## Begin Given records

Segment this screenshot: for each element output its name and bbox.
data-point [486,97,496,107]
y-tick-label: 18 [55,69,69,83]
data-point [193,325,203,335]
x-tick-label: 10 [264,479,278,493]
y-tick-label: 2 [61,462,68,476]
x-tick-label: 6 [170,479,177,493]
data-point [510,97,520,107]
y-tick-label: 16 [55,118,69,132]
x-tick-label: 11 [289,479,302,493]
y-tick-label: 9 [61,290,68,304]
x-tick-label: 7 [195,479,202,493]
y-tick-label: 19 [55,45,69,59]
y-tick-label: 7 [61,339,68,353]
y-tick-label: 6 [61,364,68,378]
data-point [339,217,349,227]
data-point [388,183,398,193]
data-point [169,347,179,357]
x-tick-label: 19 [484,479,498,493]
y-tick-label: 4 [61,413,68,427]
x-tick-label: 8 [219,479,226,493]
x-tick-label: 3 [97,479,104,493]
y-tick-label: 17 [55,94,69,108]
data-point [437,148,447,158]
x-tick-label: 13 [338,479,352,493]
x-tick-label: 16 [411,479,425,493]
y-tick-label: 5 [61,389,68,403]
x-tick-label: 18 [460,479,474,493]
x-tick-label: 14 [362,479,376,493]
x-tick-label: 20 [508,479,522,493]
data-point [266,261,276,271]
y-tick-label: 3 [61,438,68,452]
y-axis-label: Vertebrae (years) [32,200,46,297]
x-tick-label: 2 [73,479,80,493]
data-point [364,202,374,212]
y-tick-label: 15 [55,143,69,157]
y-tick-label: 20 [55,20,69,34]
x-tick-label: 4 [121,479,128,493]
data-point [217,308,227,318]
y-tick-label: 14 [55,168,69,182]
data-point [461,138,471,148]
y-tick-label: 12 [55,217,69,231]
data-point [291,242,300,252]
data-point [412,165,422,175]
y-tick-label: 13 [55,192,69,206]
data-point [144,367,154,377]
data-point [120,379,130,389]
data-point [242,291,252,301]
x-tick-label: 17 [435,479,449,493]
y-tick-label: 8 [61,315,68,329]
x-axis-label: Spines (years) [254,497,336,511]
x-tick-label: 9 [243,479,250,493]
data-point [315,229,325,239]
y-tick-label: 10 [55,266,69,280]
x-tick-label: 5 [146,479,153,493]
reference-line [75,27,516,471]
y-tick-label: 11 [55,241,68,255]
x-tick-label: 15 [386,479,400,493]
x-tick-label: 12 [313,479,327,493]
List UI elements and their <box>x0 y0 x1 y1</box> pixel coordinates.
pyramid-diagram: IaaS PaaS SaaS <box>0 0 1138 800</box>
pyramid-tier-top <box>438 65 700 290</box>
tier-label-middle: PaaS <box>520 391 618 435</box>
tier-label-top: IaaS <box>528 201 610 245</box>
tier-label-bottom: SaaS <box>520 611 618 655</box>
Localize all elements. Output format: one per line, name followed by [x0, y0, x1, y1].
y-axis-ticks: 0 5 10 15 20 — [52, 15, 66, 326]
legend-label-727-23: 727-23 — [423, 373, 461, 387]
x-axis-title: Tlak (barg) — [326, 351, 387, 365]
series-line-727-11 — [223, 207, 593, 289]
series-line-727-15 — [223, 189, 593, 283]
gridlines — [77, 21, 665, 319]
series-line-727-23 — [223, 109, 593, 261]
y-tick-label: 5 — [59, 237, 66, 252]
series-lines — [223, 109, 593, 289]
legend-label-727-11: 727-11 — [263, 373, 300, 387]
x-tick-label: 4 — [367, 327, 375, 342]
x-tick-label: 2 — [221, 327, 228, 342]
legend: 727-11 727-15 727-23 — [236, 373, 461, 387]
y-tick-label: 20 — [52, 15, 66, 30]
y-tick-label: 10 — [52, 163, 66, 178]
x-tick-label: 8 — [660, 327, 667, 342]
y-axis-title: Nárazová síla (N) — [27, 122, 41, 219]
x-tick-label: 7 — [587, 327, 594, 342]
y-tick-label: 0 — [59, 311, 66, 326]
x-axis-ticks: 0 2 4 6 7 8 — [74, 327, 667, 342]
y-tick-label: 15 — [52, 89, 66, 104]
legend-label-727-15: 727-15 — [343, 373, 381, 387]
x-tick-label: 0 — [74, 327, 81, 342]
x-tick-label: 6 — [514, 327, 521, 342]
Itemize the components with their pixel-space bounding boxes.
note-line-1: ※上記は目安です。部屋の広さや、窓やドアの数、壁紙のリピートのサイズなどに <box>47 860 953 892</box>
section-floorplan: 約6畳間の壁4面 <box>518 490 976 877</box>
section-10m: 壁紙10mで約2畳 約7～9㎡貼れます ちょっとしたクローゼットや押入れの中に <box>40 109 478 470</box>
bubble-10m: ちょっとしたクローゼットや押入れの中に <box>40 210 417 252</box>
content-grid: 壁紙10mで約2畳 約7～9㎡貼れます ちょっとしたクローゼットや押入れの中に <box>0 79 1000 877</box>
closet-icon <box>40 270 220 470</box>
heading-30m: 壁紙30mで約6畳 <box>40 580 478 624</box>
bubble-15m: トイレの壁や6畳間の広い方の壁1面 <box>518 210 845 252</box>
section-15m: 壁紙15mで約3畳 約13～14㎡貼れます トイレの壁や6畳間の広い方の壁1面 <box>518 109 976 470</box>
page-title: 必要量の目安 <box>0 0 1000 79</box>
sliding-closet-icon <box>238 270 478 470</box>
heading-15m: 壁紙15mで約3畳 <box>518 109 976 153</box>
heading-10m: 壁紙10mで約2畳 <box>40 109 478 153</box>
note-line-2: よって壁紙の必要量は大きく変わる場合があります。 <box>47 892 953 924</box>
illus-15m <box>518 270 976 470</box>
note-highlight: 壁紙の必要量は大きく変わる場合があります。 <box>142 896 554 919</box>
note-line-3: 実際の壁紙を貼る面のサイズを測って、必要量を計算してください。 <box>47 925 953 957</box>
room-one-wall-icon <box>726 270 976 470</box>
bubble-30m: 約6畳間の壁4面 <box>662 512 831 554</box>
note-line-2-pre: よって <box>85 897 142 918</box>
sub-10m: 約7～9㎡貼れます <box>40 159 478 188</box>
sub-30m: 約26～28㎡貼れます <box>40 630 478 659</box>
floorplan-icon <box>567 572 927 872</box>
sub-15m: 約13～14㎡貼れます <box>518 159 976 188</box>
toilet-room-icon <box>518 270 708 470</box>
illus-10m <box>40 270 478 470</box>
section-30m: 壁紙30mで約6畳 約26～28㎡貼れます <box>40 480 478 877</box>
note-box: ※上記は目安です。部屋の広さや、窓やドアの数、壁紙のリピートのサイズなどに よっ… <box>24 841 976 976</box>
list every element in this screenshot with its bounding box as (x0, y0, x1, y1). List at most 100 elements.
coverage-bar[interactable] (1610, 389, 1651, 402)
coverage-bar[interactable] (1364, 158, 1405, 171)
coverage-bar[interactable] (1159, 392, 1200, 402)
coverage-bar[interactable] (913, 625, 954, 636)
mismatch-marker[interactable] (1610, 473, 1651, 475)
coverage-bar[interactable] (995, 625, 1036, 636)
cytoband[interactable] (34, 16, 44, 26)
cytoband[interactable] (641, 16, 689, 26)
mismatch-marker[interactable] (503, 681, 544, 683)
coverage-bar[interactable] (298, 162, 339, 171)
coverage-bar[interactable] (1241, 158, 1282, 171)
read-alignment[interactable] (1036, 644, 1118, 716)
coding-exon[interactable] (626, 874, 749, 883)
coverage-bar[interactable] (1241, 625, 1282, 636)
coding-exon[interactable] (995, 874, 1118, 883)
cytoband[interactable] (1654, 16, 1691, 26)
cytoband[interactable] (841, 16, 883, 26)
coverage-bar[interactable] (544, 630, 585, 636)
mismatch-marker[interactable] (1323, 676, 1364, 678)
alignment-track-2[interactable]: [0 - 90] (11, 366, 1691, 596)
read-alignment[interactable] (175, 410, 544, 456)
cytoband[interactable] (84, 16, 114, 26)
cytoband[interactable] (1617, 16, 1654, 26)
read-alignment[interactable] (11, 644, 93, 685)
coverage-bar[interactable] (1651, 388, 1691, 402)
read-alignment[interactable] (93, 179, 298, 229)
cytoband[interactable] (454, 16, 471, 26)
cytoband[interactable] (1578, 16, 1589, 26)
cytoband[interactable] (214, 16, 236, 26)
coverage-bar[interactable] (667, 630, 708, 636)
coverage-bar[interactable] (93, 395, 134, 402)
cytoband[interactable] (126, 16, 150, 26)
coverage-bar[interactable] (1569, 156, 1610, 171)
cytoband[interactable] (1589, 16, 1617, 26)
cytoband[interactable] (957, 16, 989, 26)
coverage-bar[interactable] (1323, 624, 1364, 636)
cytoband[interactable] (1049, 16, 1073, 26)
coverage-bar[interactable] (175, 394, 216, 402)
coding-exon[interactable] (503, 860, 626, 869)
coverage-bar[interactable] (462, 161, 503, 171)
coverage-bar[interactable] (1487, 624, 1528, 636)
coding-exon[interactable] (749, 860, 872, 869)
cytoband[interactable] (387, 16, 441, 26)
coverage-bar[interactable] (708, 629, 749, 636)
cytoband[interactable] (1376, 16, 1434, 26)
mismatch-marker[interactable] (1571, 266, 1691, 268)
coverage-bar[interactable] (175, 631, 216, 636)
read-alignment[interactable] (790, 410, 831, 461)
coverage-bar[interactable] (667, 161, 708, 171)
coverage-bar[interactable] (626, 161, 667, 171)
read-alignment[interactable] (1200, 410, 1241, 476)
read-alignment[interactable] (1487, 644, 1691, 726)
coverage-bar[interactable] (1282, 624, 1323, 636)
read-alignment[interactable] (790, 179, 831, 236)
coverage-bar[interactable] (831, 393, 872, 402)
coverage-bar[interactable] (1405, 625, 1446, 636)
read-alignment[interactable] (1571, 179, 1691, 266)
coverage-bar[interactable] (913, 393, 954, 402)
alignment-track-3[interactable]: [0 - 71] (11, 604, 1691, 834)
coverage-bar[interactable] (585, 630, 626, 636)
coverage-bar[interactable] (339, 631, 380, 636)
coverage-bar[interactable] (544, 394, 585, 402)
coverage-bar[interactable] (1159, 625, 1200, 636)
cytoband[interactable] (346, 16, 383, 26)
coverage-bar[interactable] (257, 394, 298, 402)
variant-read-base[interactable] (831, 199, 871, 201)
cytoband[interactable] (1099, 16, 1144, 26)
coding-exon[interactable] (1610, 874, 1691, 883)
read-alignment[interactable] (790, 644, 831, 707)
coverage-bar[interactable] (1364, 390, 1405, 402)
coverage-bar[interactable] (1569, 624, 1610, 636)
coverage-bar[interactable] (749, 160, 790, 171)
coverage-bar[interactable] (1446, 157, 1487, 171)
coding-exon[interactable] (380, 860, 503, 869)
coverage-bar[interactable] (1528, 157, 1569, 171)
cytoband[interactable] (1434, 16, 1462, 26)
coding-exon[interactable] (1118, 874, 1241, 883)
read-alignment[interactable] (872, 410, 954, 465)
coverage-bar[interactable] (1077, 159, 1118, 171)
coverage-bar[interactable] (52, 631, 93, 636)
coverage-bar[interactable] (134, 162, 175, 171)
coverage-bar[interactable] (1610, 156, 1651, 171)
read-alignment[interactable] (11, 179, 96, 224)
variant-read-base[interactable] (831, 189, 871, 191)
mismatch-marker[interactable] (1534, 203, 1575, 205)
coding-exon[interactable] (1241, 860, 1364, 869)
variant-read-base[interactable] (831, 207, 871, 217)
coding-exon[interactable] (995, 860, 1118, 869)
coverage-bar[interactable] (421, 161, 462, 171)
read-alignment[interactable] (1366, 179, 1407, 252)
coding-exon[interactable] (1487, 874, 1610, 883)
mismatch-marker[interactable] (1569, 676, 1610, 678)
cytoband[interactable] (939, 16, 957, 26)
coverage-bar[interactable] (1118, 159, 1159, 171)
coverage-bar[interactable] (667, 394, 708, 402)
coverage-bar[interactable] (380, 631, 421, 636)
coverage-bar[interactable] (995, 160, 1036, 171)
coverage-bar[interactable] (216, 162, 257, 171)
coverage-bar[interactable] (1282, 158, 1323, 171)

## End Given records

### What the task requires
Can you transcribe the items word for word, starting at their first line and stopping after the line that contains "data-point [388,183,398,193]"?

### Reply to the task
Segment this screenshot: for each element output its name and bbox.
data-point [486,97,496,107]
y-tick-label: 18 [55,69,69,83]
data-point [193,325,203,335]
x-tick-label: 10 [264,479,278,493]
y-tick-label: 2 [61,462,68,476]
x-tick-label: 6 [170,479,177,493]
data-point [510,97,520,107]
y-tick-label: 16 [55,118,69,132]
x-tick-label: 11 [289,479,302,493]
y-tick-label: 9 [61,290,68,304]
x-tick-label: 7 [195,479,202,493]
y-tick-label: 19 [55,45,69,59]
y-tick-label: 7 [61,339,68,353]
y-tick-label: 6 [61,364,68,378]
data-point [339,217,349,227]
data-point [388,183,398,193]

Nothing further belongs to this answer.